Show all lines from the data that include the word "What".

--- Begin Provided entries ---

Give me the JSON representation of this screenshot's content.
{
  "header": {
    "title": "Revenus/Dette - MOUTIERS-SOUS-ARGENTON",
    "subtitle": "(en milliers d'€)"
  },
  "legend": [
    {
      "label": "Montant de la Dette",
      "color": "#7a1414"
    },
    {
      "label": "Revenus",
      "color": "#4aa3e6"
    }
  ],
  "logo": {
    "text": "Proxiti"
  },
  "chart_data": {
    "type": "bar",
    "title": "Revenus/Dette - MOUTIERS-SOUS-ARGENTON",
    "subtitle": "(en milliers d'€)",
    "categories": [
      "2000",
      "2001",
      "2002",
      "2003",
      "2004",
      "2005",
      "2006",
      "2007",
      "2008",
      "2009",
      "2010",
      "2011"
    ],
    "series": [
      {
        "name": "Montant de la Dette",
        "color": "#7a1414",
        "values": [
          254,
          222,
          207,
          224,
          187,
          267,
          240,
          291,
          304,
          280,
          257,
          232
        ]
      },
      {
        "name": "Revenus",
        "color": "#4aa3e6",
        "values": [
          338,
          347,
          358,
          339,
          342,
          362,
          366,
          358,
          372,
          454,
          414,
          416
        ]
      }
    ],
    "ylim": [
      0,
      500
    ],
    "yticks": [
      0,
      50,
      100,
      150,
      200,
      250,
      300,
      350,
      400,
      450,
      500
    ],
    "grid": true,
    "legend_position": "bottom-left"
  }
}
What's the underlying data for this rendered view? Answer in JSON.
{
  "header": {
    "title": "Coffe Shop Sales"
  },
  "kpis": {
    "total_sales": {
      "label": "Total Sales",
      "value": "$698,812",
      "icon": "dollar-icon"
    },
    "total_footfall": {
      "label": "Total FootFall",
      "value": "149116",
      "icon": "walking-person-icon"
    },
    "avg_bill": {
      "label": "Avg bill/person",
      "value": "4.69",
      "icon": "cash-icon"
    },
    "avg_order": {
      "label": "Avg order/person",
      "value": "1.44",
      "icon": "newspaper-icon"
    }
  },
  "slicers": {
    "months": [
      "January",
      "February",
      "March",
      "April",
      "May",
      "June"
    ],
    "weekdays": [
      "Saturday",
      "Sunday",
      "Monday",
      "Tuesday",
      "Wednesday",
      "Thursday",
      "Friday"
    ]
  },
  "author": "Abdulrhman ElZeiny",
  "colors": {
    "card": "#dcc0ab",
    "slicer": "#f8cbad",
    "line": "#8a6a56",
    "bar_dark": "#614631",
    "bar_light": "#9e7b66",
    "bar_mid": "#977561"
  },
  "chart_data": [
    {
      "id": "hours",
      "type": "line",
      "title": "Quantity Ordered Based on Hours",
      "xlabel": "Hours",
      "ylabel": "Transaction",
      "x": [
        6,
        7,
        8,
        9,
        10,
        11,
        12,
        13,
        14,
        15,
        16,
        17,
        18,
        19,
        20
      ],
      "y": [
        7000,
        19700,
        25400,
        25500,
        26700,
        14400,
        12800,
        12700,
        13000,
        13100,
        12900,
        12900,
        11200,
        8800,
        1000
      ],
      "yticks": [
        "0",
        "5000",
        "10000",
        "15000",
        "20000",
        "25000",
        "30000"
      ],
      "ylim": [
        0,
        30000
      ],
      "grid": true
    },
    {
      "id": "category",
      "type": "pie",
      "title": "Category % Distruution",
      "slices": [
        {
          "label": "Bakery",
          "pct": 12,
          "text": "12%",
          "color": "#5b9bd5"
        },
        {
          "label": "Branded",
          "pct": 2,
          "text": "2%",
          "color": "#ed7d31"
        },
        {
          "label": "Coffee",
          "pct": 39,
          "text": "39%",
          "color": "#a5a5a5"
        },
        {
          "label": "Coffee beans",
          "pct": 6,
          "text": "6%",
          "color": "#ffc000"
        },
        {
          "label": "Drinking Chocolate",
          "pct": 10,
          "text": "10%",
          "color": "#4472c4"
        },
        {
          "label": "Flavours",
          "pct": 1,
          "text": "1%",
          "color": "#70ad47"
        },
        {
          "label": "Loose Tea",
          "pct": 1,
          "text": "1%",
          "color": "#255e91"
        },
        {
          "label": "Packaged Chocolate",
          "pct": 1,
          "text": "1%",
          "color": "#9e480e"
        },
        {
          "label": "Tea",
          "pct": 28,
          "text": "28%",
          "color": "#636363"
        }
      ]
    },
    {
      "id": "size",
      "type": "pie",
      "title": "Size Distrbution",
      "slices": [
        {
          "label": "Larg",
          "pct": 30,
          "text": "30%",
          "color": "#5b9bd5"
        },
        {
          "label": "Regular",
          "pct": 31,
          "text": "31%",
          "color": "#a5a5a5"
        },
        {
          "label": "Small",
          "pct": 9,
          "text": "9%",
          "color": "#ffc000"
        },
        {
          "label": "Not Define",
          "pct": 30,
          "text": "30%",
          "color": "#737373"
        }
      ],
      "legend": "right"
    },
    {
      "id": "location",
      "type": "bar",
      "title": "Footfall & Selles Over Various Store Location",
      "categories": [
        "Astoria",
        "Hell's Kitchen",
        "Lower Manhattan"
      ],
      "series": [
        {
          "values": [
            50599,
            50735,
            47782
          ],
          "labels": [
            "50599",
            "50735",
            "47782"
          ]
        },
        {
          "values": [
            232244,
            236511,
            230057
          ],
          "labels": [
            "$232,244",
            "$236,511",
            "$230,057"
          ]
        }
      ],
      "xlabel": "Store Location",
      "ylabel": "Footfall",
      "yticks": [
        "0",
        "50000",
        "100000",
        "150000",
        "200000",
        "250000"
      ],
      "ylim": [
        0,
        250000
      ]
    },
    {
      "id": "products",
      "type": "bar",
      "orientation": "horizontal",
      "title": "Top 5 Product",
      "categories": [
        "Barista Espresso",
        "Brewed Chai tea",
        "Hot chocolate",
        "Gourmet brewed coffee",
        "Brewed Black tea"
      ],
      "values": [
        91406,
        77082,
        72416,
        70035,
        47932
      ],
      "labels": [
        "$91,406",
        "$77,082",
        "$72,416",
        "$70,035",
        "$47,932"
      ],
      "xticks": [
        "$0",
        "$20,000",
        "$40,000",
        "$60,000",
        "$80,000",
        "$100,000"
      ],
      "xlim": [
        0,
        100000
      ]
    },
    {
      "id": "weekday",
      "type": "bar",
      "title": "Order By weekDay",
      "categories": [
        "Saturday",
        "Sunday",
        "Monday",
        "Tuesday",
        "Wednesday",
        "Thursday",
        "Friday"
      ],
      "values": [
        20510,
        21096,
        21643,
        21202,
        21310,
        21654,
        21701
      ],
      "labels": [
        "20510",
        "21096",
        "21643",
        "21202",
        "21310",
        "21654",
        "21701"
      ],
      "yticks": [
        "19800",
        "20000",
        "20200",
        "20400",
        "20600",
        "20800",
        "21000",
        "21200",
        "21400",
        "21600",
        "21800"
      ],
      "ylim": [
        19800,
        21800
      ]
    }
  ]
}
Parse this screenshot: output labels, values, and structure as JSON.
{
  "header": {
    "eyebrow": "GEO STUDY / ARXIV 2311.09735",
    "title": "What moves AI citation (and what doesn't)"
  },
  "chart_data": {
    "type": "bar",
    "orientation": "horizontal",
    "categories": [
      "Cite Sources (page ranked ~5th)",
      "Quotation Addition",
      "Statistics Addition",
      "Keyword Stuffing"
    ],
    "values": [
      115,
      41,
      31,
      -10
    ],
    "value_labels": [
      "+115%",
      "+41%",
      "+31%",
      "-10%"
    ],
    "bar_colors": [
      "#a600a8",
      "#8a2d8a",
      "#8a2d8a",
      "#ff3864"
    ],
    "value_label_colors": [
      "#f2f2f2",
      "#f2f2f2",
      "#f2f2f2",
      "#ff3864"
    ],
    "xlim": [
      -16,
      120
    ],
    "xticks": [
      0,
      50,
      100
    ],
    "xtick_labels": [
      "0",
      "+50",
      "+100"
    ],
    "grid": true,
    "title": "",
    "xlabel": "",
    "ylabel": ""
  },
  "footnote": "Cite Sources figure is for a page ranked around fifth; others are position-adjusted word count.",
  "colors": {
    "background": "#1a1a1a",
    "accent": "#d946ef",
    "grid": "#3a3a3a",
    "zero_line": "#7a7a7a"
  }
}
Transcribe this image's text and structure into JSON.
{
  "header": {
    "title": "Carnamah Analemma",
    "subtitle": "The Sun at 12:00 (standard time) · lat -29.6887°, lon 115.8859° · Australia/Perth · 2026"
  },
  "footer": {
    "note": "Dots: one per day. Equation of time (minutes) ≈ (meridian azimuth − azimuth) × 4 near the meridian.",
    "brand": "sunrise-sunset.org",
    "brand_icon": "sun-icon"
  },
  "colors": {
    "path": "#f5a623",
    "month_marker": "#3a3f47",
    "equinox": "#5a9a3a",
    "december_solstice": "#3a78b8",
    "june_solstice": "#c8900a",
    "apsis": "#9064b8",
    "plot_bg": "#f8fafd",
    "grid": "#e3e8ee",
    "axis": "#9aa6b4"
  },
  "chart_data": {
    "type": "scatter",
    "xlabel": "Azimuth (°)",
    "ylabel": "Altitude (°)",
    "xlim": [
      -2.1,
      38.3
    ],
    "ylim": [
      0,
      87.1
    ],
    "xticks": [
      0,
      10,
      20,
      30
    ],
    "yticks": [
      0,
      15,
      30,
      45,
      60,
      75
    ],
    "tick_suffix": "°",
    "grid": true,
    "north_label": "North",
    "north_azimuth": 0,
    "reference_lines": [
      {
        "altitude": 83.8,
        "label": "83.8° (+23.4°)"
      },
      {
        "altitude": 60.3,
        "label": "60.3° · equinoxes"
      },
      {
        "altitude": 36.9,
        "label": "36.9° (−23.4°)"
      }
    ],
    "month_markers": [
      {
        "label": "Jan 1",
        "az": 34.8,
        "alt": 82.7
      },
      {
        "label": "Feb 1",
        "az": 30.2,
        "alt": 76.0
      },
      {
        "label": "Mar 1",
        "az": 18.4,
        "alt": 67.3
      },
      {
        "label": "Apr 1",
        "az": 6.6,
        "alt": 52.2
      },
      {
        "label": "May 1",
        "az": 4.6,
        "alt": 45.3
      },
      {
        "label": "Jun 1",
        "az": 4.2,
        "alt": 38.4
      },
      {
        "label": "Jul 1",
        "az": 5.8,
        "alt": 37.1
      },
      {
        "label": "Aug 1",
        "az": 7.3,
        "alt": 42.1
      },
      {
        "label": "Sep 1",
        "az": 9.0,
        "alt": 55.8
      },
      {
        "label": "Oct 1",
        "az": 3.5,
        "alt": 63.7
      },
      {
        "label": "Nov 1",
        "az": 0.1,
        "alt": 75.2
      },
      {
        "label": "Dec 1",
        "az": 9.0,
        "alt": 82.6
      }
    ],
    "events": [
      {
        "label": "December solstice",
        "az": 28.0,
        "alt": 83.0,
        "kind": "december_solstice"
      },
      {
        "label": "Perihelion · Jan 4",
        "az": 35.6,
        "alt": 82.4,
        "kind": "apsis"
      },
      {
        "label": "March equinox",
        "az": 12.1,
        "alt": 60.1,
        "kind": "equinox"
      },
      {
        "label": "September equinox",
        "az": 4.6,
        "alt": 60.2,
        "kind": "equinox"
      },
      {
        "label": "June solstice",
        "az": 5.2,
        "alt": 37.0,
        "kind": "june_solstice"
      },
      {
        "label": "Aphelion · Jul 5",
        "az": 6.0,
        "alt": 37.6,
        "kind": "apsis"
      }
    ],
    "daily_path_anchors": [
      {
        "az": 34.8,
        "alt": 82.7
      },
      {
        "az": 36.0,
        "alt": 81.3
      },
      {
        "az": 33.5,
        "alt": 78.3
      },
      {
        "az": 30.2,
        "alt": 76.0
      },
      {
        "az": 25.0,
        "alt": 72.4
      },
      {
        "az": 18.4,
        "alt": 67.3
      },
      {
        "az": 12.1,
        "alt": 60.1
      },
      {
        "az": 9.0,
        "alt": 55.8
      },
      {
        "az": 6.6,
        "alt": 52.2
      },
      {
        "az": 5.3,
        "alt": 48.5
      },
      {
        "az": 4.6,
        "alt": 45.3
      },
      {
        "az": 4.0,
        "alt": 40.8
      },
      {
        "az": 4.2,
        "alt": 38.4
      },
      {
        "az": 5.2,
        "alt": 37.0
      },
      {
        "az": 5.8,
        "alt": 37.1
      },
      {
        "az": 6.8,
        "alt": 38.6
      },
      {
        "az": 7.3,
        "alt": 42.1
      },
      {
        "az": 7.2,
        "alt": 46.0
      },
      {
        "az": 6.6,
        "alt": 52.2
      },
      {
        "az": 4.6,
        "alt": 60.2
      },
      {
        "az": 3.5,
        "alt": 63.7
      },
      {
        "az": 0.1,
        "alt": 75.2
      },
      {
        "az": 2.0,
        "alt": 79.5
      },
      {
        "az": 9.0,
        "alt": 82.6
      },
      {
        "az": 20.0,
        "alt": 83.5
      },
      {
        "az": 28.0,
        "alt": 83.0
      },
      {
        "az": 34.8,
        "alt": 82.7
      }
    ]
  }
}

--- End Provided entries ---

> [Task answer]
What's the underlying data for this rendered view? Answer in JSON.
    "title": "What moves AI citation (and what doesn't)"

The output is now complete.